[Recorded data]
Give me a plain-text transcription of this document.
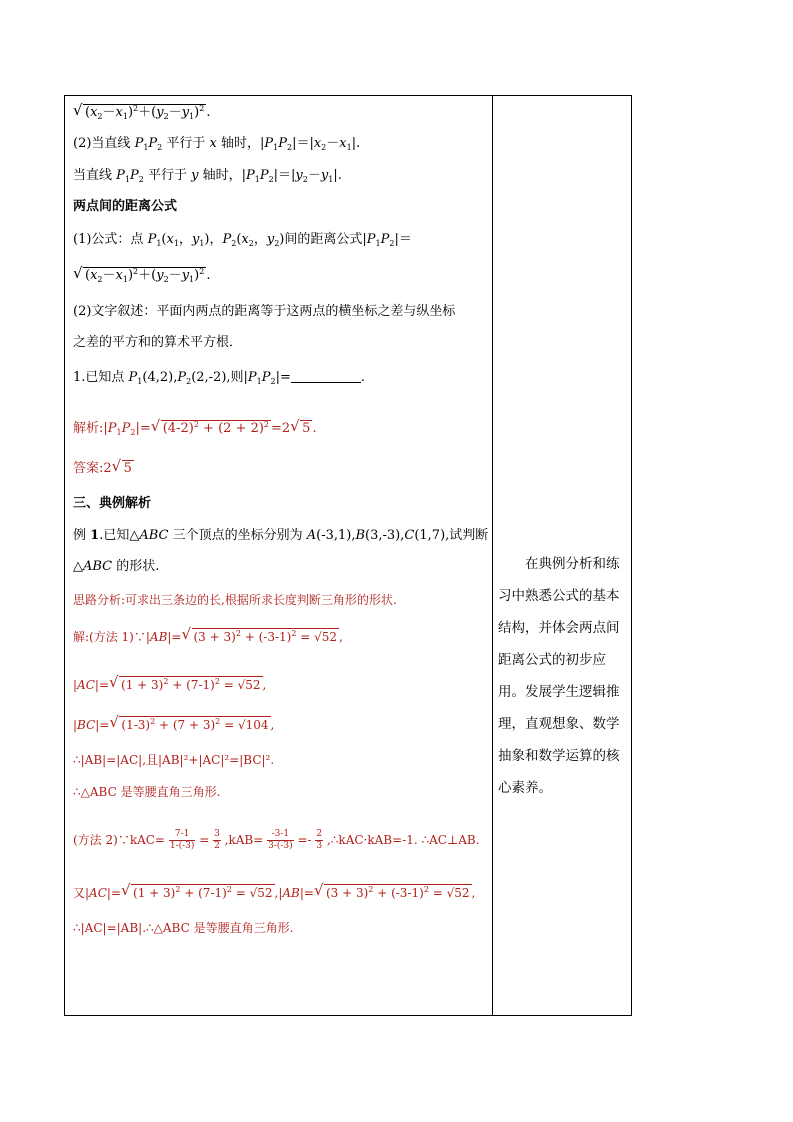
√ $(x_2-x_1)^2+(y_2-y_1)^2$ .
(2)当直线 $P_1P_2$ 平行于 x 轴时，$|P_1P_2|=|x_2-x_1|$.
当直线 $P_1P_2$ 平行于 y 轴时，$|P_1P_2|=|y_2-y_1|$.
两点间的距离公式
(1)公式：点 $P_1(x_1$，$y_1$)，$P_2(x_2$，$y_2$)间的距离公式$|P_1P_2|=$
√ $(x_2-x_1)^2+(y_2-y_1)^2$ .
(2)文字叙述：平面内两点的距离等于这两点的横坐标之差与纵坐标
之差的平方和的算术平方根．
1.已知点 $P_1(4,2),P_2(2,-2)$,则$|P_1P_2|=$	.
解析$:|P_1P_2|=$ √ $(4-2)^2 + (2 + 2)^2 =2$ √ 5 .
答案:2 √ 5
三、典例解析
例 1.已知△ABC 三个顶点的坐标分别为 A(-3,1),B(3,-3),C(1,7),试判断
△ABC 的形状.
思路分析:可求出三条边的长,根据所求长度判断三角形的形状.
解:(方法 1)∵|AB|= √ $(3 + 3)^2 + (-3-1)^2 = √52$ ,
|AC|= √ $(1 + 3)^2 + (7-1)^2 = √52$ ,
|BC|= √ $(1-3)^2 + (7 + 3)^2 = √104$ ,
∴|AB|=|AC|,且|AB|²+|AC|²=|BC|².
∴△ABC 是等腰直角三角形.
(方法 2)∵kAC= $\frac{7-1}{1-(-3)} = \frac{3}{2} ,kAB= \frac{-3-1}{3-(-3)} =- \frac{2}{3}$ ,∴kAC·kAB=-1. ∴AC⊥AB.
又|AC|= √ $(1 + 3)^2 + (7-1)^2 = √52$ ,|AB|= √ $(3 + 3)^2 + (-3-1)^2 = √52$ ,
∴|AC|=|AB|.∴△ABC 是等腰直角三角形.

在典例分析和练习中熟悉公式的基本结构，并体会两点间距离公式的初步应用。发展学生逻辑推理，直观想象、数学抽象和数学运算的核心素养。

▶ Requirement
Reproduce the entries exactly. Do not carry over any picture.

▶ Complete answer
Give me a plain-text transcription of this document.
√ $(x_2-x_1)^2+(y_2-y_1)^2$ .
(2)当直线 $P_1P_2$ 平行于 x 轴时，$|P_1P_2|=|x_2-x_1|$.
当直线 $P_1P_2$ 平行于 y 轴时，$|P_1P_2|=|y_2-y_1|$.
两点间的距离公式
(1)公式：点 $P_1(x_1$，$y_1$)，$P_2(x_2$，$y_2$)间的距离公式$|P_1P_2|=$
√ $(x_2-x_1)^2+(y_2-y_1)^2$ .
(2)文字叙述：平面内两点的距离等于这两点的横坐标之差与纵坐标
之差的平方和的算术平方根．
1.已知点 $P_1(4,2),P_2(2,-2)$,则$|P_1P_2|=$	.
解析$:|P_1P_2|=$ √ $(4-2)^2 + (2 + 2)^2 =2$ √ 5 .
答案:2 √ 5
三、典例解析
例 1.已知△ABC 三个顶点的坐标分别为 A(-3,1),B(3,-3),C(1,7),试判断
△ABC 的形状.
思路分析:可求出三条边的长,根据所求长度判断三角形的形状.
解:(方法 1)∵|AB|= √ $(3 + 3)^2 + (-3-1)^2 = √52$ ,
|AC|= √ $(1 + 3)^2 + (7-1)^2 = √52$ ,
|BC|= √ $(1-3)^2 + (7 + 3)^2 = √104$ ,
∴|AB|=|AC|,且|AB|²+|AC|²=|BC|².
∴△ABC 是等腰直角三角形.
(方法 2)∵kAC= $\frac{7-1}{1-(-3)} = \frac{3}{2} ,kAB= \frac{-3-1}{3-(-3)} =- \frac{2}{3}$ ,∴kAC·kAB=-1. ∴AC⊥AB.
又|AC|= √ $(1 + 3)^2 + (7-1)^2 = √52$ ,|AB|= √ $(3 + 3)^2 + (-3-1)^2 = √52$ ,
∴|AC|=|AB|.∴△ABC 是等腰直角三角形.

在典例分析和练习中熟悉公式的基本结构，并体会两点间距离公式的初步应用。发展学生逻辑推理，直观想象、数学抽象和数学运算的核心素养。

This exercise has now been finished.